* Begin *

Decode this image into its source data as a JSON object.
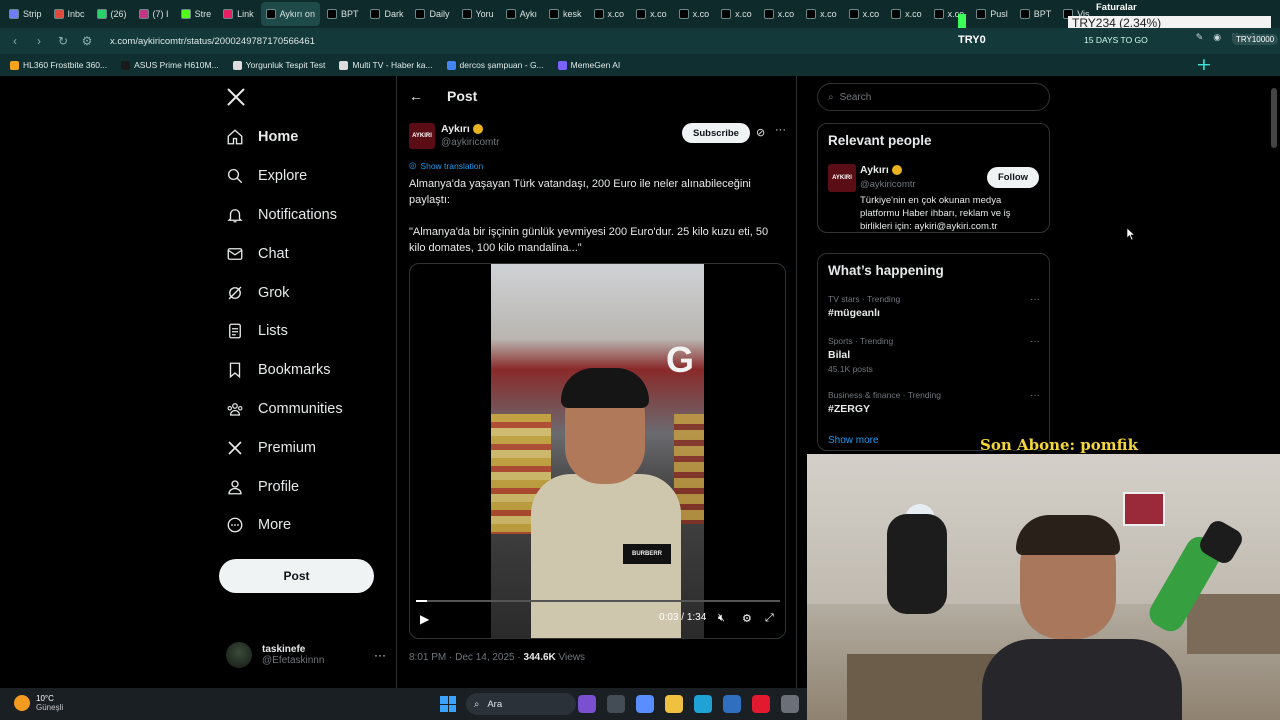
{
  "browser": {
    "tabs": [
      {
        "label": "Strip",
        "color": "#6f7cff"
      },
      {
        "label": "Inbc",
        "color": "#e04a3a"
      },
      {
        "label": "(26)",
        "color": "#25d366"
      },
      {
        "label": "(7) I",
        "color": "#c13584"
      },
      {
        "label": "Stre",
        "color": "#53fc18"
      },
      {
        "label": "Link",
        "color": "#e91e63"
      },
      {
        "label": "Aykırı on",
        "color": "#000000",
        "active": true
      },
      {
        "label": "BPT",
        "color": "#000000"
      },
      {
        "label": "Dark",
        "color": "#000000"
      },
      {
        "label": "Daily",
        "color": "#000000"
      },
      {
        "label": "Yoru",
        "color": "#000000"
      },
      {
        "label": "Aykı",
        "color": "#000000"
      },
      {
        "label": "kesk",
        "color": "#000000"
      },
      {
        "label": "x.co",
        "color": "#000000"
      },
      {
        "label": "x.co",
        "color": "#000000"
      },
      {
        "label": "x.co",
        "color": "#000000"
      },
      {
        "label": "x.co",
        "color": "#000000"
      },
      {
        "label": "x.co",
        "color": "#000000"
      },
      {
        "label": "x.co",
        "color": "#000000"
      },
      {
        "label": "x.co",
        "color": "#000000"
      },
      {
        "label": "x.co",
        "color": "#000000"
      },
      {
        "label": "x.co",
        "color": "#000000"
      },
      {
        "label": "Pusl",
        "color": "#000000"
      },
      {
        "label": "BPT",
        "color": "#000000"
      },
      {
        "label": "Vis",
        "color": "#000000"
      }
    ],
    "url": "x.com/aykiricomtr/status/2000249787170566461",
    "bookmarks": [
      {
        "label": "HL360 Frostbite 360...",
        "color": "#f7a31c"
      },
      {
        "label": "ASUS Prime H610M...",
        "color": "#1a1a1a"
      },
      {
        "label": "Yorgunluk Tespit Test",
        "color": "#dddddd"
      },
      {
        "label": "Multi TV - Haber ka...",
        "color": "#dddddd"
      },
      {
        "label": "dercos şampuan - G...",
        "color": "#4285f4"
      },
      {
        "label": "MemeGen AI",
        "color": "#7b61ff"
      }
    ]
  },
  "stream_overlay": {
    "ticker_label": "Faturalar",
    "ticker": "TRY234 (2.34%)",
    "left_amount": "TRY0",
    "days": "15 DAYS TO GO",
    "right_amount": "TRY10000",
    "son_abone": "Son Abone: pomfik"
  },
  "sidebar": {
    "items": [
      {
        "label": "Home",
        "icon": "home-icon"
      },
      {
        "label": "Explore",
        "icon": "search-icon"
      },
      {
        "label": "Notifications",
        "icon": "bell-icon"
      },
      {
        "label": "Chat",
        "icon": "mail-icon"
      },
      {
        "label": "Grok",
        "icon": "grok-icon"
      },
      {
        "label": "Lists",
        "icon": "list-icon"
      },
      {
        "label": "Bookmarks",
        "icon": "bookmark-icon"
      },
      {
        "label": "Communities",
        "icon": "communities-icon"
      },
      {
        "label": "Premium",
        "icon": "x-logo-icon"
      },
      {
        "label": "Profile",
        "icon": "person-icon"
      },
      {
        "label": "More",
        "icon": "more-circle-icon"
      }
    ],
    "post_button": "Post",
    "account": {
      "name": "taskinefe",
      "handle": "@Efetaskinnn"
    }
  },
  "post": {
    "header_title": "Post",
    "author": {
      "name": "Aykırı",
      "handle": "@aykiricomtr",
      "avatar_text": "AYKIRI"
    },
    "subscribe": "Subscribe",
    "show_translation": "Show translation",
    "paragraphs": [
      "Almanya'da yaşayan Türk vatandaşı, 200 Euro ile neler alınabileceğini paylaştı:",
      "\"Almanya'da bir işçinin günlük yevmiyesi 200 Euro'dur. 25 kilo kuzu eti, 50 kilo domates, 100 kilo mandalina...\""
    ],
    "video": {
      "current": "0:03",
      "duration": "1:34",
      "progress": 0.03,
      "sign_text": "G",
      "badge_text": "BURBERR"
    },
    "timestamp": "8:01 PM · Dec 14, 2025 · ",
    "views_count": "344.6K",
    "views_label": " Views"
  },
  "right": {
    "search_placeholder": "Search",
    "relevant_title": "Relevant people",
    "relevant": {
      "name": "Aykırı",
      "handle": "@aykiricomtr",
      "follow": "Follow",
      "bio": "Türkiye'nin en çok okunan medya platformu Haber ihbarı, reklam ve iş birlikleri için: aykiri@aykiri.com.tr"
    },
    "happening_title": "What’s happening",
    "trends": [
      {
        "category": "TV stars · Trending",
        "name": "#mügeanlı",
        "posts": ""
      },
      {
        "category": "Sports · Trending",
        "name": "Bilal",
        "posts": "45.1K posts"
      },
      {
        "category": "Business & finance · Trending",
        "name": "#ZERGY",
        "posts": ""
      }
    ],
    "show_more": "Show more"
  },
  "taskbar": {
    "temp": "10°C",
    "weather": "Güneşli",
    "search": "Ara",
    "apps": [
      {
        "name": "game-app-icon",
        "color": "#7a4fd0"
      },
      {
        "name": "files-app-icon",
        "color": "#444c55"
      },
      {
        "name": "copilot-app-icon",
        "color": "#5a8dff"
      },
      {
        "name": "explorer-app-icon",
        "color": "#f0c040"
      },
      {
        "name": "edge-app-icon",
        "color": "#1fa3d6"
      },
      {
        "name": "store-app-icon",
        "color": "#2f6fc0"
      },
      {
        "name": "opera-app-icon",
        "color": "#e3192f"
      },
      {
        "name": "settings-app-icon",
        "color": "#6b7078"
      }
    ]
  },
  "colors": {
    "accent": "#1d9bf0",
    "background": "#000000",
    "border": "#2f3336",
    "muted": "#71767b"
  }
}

* End *

(Your goal): Transcribe the material exactly, keeping every word and none of the pictures.

(Written solution):
Decode this image into its source data as a JSON object.
{
  "browser": {
    "tabs": [
      {
        "label": "Strip",
        "color": "#6f7cff"
      },
      {
        "label": "Inbc",
        "color": "#e04a3a"
      },
      {
        "label": "(26)",
        "color": "#25d366"
      },
      {
        "label": "(7) I",
        "color": "#c13584"
      },
      {
        "label": "Stre",
        "color": "#53fc18"
      },
      {
        "label": "Link",
        "color": "#e91e63"
      },
      {
        "label": "Aykırı on",
        "color": "#000000",
        "active": true
      },
      {
        "label": "BPT",
        "color": "#000000"
      },
      {
        "label": "Dark",
        "color": "#000000"
      },
      {
        "label": "Daily",
        "color": "#000000"
      },
      {
        "label": "Yoru",
        "color": "#000000"
      },
      {
        "label": "Aykı",
        "color": "#000000"
      },
      {
        "label": "kesk",
        "color": "#000000"
      },
      {
        "label": "x.co",
        "color": "#000000"
      },
      {
        "label": "x.co",
        "color": "#000000"
      },
      {
        "label": "x.co",
        "color": "#000000"
      },
      {
        "label": "x.co",
        "color": "#000000"
      },
      {
        "label": "x.co",
        "color": "#000000"
      },
      {
        "label": "x.co",
        "color": "#000000"
      },
      {
        "label": "x.co",
        "color": "#000000"
      },
      {
        "label": "x.co",
        "color": "#000000"
      },
      {
        "label": "x.co",
        "color": "#000000"
      },
      {
        "label": "Pusl",
        "color": "#000000"
      },
      {
        "label": "BPT",
        "color": "#000000"
      },
      {
        "label": "Vis",
        "color": "#000000"
      }
    ],
    "url": "x.com/aykiricomtr/status/2000249787170566461",
    "bookmarks": [
      {
        "label": "HL360 Frostbite 360...",
        "color": "#f7a31c"
      },
      {
        "label": "ASUS Prime H610M...",
        "color": "#1a1a1a"
      },
      {
        "label": "Yorgunluk Tespit Test",
        "color": "#dddddd"
      },
      {
        "label": "Multi TV - Haber ka...",
        "color": "#dddddd"
      },
      {
        "label": "dercos şampuan - G...",
        "color": "#4285f4"
      },
      {
        "label": "MemeGen AI",
        "color": "#7b61ff"
      }
    ]
  },
  "stream_overlay": {
    "ticker_label": "Faturalar",
    "ticker": "TRY234 (2.34%)",
    "left_amount": "TRY0",
    "days": "15 DAYS TO GO",
    "right_amount": "TRY10000",
    "son_abone": "Son Abone: pomfik"
  },
  "sidebar": {
    "items": [
      {
        "label": "Home",
        "icon": "home-icon"
      },
      {
        "label": "Explore",
        "icon": "search-icon"
      },
      {
        "label": "Notifications",
        "icon": "bell-icon"
      },
      {
        "label": "Chat",
        "icon": "mail-icon"
      },
      {
        "label": "Grok",
        "icon": "grok-icon"
      },
      {
        "label": "Lists",
        "icon": "list-icon"
      },
      {
        "label": "Bookmarks",
        "icon": "bookmark-icon"
      },
      {
        "label": "Communities",
        "icon": "communities-icon"
      },
      {
        "label": "Premium",
        "icon": "x-logo-icon"
      },
      {
        "label": "Profile",
        "icon": "person-icon"
      },
      {
        "label": "More",
        "icon": "more-circle-icon"
      }
    ],
    "post_button": "Post",
    "account": {
      "name": "taskinefe",
      "handle": "@Efetaskinnn"
    }
  },
  "post": {
    "header_title": "Post",
    "author": {
      "name": "Aykırı",
      "handle": "@aykiricomtr",
      "avatar_text": "AYKIRI"
    },
    "subscribe": "Subscribe",
    "show_translation": "Show translation",
    "paragraphs": [
      "Almanya'da yaşayan Türk vatandaşı, 200 Euro ile neler alınabileceğini paylaştı:",
      "\"Almanya'da bir işçinin günlük yevmiyesi 200 Euro'dur. 25 kilo kuzu eti, 50 kilo domates, 100 kilo mandalina...\""
    ],
    "video": {
      "current": "0:03",
      "duration": "1:34",
      "progress": 0.03,
      "sign_text": "G",
      "badge_text": "BURBERR"
    },
    "timestamp": "8:01 PM · Dec 14, 2025 · ",
    "views_count": "344.6K",
    "views_label": " Views"
  },
  "right": {
    "search_placeholder": "Search",
    "relevant_title": "Relevant people",
    "relevant": {
      "name": "Aykırı",
      "handle": "@aykiricomtr",
      "follow": "Follow",
      "bio": "Türkiye'nin en çok okunan medya platformu Haber ihbarı, reklam ve iş birlikleri için: aykiri@aykiri.com.tr"
    },
    "happening_title": "What’s happening",
    "trends": [
      {
        "category": "TV stars · Trending",
        "name": "#mügeanlı",
        "posts": ""
      },
      {
        "category": "Sports · Trending",
        "name": "Bilal",
        "posts": "45.1K posts"
      },
      {
        "category": "Business & finance · Trending",
        "name": "#ZERGY",
        "posts": ""
      }
    ],
    "show_more": "Show more"
  },
  "taskbar": {
    "temp": "10°C",
    "weather": "Güneşli",
    "search": "Ara",
    "apps": [
      {
        "name": "game-app-icon",
        "color": "#7a4fd0"
      },
      {
        "name": "files-app-icon",
        "color": "#444c55"
      },
      {
        "name": "copilot-app-icon",
        "color": "#5a8dff"
      },
      {
        "name": "explorer-app-icon",
        "color": "#f0c040"
      },
      {
        "name": "edge-app-icon",
        "color": "#1fa3d6"
      },
      {
        "name": "store-app-icon",
        "color": "#2f6fc0"
      },
      {
        "name": "opera-app-icon",
        "color": "#e3192f"
      },
      {
        "name": "settings-app-icon",
        "color": "#6b7078"
      }
    ]
  },
  "colors": {
    "accent": "#1d9bf0",
    "background": "#000000",
    "border": "#2f3336",
    "muted": "#71767b"
  }
}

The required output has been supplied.